SHORT EXERCISE: Would you return the complete listing below word for word?

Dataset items
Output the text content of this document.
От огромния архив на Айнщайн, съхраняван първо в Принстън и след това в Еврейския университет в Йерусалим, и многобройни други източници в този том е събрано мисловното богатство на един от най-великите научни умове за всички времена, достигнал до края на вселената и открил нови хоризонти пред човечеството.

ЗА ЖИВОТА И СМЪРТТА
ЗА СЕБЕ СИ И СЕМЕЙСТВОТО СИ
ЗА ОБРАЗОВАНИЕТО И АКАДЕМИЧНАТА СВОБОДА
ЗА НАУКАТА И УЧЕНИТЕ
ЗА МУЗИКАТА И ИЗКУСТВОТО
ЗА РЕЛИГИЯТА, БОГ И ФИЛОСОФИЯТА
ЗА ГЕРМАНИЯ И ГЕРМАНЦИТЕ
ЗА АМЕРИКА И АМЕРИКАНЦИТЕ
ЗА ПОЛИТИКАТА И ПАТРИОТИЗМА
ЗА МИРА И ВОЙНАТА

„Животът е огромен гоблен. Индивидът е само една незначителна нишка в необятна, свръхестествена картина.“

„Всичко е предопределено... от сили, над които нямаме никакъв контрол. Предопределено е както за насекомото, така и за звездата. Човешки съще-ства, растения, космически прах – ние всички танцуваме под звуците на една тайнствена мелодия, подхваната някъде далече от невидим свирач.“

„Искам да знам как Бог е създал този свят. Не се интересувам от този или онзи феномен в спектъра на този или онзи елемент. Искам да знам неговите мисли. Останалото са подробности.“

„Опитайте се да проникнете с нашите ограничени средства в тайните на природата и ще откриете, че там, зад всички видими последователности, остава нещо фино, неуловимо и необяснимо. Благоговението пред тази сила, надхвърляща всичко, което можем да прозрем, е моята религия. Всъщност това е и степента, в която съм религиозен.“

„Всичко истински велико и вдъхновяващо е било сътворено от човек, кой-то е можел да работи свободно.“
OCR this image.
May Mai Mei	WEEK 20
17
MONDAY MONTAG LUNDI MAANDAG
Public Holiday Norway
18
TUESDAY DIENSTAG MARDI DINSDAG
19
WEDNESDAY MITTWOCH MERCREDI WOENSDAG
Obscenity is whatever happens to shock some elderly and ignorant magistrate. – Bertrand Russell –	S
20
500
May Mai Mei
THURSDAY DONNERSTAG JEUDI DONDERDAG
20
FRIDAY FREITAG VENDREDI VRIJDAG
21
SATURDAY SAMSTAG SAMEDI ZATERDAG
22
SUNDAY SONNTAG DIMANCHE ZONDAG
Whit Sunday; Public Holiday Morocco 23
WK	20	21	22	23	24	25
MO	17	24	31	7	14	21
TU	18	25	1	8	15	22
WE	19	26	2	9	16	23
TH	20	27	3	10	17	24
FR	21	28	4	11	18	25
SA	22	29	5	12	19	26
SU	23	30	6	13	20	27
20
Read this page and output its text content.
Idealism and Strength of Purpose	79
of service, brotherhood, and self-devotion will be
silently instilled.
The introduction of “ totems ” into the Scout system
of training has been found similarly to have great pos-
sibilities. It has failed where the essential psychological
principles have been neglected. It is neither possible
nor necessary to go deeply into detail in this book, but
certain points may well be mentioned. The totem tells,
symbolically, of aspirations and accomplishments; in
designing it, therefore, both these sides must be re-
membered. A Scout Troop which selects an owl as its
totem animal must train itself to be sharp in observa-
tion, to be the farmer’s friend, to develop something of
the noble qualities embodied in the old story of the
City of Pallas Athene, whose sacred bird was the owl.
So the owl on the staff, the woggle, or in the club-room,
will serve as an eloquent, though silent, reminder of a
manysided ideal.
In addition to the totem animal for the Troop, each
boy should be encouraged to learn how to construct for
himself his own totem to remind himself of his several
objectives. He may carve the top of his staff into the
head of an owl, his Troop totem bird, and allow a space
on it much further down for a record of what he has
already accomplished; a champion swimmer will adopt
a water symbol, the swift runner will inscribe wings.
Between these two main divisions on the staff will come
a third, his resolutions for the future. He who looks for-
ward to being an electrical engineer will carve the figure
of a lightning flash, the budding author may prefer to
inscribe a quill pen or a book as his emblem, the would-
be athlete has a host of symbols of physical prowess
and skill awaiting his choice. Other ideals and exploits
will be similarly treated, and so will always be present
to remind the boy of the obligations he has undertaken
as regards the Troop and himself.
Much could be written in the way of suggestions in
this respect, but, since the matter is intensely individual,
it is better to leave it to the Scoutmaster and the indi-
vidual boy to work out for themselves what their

SOLUTION TO THIS PROBLEM:
Output the text content of this document.
От огромния архив на Айнщайн, съхраняван първо в Принстън и след това в Еврейския университет в Йерусалим, и многобройни други източници в този том е събрано мисловното богатство на един от най-великите научни умове за всички времена, достигнал до края на вселената и открил нови хоризонти пред човечеството.

ЗА ЖИВОТА И СМЪРТТА
ЗА СЕБЕ СИ И СЕМЕЙСТВОТО СИ
ЗА ОБРАЗОВАНИЕТО И АКАДЕМИЧНАТА СВОБОДА
ЗА НАУКАТА И УЧЕНИТЕ
ЗА МУЗИКАТА И ИЗКУСТВОТО
ЗА РЕЛИГИЯТА, БОГ И ФИЛОСОФИЯТА
ЗА ГЕРМАНИЯ И ГЕРМАНЦИТЕ
ЗА АМЕРИКА И АМЕРИКАНЦИТЕ
ЗА ПОЛИТИКАТА И ПАТРИОТИЗМА
ЗА МИРА И ВОЙНАТА

„Животът е огромен гоблен. Индивидът е само една незначителна нишка в необятна, свръхестествена картина.“

„Всичко е предопределено... от сили, над които нямаме никакъв контрол. Предопределено е както за насекомото, така и за звездата. Човешки съще-ства, растения, космически прах – ние всички танцуваме под звуците на една тайнствена мелодия, подхваната някъде далече от невидим свирач.“

„Искам да знам как Бог е създал този свят. Не се интересувам от този или онзи феномен в спектъра на този или онзи елемент. Искам да знам неговите мисли. Останалото са подробности.“

„Опитайте се да проникнете с нашите ограничени средства в тайните на природата и ще откриете, че там, зад всички видими последователности, остава нещо фино, неуловимо и необяснимо. Благоговението пред тази сила, надхвърляща всичко, което можем да прозрем, е моята религия. Всъщност това е и степента, в която съм религиозен.“

„Всичко истински велико и вдъхновяващо е било сътворено от човек, кой-то е можел да работи свободно.“
OCR this image.
May Mai Mei	WEEK 20
17
MONDAY MONTAG LUNDI MAANDAG
Public Holiday Norway
18
TUESDAY DIENSTAG MARDI DINSDAG
19
WEDNESDAY MITTWOCH MERCREDI WOENSDAG
Obscenity is whatever happens to shock some elderly and ignorant magistrate. – Bertrand Russell –	S
20
500
May Mai Mei
THURSDAY DONNERSTAG JEUDI DONDERDAG
20
FRIDAY FREITAG VENDREDI VRIJDAG
21
SATURDAY SAMSTAG SAMEDI ZATERDAG
22
SUNDAY SONNTAG DIMANCHE ZONDAG
Whit Sunday; Public Holiday Morocco 23
WK	20	21	22	23	24	25
MO	17	24	31	7	14	21
TU	18	25	1	8	15	22
WE	19	26	2	9	16	23
TH	20	27	3	10	17	24
FR	21	28	4	11	18	25
SA	22	29	5	12	19	26
SU	23	30	6	13	20	27
20
Read this page and output its text content.
Idealism and Strength of Purpose	79
of service, brotherhood, and self-devotion will be
silently instilled.
The introduction of “ totems ” into the Scout system
of training has been found similarly to have great pos-
sibilities. It has failed where the essential psychological
principles have been neglected. It is neither possible
nor necessary to go deeply into detail in this book, but
certain points may well be mentioned. The totem tells,
symbolically, of aspirations and accomplishments; in
designing it, therefore, both these sides must be re-
membered. A Scout Troop which selects an owl as its
totem animal must train itself to be sharp in observa-
tion, to be the farmer’s friend, to develop something of
the noble qualities embodied in the old story of the
City of Pallas Athene, whose sacred bird was the owl.
So the owl on the staff, the woggle, or in the club-room,
will serve as an eloquent, though silent, reminder of a
manysided ideal.
In addition to the totem animal for the Troop, each
boy should be encouraged to learn how to construct for
himself his own totem to remind himself of his several
objectives. He may carve the top of his staff into the
head of an owl, his Troop totem bird, and allow a space
on it much further down for a record of what he has
already accomplished; a champion swimmer will adopt
a water symbol, the swift runner will inscribe wings.
Between these two main divisions on the staff will come
a third, his resolutions for the future. He who looks for-
ward to being an electrical engineer will carve the figure
of a lightning flash, the budding author may prefer to
inscribe a quill pen or a book as his emblem, the would-
be athlete has a host of symbols of physical prowess
and skill awaiting his choice. Other ideals and exploits
will be similarly treated, and so will always be present
to remind the boy of the obligations he has undertaken
as regards the Troop and himself.
Much could be written in the way of suggestions in
this respect, but, since the matter is intensely individual,
it is better to leave it to the Scoutmaster and the indi-
vidual boy to work out for themselves what their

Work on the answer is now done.